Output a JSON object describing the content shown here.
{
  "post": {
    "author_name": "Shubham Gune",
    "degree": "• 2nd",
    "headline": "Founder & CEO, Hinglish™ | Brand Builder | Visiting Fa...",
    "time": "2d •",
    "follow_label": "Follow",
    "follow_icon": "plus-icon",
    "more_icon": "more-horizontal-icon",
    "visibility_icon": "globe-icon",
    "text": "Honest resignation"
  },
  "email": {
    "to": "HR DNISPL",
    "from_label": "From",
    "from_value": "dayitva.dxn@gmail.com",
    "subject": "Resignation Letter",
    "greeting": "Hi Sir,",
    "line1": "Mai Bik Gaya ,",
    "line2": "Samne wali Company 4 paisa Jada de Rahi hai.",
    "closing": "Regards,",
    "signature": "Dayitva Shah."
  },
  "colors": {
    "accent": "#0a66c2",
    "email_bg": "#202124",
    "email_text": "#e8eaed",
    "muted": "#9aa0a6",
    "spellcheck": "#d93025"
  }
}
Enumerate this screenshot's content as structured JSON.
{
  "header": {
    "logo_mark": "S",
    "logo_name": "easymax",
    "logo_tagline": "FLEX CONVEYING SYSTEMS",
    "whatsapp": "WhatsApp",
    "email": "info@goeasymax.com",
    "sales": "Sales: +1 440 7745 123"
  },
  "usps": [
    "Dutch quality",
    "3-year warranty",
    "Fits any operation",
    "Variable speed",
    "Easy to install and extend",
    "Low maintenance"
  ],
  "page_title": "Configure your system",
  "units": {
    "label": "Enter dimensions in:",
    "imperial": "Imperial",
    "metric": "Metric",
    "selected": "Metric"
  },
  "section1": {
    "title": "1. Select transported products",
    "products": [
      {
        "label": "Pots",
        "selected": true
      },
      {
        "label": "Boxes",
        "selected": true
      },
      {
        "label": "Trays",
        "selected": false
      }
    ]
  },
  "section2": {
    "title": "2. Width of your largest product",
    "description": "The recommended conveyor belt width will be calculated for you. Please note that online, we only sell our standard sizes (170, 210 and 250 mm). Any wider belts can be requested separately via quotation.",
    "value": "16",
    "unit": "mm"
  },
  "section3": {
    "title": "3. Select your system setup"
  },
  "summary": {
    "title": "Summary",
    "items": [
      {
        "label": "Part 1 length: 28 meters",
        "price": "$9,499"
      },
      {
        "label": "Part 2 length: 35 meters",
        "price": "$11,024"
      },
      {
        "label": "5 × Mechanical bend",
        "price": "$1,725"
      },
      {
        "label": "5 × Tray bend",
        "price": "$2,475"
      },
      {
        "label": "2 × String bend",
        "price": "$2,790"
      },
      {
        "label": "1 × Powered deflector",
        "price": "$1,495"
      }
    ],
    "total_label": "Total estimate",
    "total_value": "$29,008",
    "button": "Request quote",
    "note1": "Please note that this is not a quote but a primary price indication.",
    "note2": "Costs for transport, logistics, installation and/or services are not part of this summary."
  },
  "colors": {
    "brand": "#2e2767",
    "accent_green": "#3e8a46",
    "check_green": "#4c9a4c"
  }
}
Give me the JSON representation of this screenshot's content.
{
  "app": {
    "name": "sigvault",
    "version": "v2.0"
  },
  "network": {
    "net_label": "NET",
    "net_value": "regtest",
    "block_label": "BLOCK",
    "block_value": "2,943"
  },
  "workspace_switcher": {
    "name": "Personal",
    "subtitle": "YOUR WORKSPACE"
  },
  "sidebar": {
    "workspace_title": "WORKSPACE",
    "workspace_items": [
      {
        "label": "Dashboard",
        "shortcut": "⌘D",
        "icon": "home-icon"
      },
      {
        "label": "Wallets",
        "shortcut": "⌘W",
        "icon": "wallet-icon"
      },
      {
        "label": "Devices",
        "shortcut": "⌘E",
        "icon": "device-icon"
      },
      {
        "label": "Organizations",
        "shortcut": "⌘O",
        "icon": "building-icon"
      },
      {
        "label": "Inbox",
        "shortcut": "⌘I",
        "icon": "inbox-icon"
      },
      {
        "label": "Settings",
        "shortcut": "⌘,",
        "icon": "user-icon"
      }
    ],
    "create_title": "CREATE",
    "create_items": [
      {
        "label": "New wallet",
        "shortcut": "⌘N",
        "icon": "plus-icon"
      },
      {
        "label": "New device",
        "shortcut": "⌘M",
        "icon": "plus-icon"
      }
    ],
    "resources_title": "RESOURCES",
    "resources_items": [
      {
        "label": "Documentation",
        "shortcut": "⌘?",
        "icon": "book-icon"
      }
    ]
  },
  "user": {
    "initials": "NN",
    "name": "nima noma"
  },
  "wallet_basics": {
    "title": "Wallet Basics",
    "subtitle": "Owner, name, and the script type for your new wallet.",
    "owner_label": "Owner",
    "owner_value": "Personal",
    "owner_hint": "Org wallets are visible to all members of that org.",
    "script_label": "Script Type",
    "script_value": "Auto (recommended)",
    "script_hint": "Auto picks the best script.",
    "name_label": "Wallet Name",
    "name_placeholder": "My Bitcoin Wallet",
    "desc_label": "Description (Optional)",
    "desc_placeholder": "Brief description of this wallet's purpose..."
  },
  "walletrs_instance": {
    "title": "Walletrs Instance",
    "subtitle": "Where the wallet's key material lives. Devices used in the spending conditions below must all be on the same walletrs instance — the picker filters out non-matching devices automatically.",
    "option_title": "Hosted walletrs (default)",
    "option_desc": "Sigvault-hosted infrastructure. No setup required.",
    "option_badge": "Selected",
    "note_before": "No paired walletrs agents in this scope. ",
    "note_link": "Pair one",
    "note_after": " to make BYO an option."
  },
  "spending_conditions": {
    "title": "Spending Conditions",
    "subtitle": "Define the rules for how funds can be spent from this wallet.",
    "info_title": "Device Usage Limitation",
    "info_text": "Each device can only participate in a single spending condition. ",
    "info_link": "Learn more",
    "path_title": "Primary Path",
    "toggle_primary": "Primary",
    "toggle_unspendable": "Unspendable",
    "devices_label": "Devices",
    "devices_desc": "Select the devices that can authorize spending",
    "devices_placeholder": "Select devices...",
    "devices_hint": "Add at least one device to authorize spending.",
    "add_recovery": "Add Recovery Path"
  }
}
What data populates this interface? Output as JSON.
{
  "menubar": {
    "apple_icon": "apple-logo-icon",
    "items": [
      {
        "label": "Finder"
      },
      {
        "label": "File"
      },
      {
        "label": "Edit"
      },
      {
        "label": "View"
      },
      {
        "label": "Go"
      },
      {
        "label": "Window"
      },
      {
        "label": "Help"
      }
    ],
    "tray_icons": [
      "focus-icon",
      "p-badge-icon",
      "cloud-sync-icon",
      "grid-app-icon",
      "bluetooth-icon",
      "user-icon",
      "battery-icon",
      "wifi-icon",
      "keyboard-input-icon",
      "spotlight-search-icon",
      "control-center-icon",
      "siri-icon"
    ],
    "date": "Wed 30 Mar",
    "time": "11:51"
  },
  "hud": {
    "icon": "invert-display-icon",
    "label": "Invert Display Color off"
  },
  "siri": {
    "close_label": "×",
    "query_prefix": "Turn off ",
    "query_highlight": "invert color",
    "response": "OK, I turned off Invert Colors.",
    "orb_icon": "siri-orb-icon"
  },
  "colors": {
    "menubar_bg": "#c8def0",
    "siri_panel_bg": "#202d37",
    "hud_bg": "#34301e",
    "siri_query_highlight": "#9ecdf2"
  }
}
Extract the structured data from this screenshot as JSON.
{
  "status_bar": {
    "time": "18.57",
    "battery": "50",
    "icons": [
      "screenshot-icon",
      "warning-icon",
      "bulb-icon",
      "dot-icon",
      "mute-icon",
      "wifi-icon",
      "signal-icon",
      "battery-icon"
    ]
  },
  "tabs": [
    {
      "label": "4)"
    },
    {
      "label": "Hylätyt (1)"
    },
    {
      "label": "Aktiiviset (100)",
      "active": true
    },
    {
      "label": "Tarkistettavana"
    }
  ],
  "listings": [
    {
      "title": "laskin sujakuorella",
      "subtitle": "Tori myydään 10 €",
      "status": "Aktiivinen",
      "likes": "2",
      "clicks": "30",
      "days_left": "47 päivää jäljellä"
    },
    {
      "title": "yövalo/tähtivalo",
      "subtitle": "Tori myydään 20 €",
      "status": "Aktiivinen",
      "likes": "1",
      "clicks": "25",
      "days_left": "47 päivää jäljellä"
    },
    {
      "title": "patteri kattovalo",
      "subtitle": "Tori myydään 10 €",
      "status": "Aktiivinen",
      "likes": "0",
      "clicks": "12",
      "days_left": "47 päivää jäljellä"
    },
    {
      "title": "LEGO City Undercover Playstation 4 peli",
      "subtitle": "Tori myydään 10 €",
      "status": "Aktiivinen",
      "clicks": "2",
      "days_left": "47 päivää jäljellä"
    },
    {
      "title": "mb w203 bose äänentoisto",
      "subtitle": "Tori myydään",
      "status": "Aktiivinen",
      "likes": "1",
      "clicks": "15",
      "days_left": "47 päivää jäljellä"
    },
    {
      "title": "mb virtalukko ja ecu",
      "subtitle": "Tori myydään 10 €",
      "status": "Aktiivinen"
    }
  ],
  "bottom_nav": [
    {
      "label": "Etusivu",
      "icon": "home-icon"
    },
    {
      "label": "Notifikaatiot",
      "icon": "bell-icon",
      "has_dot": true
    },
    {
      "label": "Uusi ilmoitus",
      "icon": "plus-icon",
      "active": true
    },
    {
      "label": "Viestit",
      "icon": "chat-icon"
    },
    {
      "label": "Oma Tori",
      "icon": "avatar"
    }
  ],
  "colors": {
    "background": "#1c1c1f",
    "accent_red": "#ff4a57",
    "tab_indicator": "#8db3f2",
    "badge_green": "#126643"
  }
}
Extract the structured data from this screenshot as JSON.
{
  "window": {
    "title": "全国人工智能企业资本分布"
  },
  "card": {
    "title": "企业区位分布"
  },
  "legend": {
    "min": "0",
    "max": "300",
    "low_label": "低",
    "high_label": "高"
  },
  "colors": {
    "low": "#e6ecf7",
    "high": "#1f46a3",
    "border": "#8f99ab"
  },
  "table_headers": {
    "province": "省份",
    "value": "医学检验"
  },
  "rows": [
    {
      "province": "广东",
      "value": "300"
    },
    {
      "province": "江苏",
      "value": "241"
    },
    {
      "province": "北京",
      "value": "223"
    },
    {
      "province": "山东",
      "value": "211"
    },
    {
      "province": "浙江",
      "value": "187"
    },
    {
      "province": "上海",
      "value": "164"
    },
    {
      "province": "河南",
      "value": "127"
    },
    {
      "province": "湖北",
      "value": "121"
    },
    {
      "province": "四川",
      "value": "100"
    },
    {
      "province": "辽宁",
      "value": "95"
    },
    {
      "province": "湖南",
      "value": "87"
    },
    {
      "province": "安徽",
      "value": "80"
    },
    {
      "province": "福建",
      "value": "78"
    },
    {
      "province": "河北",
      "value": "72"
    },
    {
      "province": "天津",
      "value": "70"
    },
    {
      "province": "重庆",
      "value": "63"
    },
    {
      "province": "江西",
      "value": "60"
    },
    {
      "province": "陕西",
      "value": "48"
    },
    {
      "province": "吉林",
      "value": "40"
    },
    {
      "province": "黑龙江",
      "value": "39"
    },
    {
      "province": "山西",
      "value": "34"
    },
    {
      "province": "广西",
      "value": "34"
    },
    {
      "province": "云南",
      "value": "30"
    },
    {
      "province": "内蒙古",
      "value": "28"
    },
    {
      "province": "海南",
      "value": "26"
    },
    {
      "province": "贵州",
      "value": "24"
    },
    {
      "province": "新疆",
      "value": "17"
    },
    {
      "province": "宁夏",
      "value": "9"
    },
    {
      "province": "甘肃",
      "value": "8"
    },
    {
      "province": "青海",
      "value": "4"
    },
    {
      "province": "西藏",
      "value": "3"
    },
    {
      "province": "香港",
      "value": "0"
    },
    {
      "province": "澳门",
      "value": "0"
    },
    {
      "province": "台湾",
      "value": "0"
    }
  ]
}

□ □ □ □

Find how many lines in the listing hold "Output", and reply with that number only.

» Full answer
2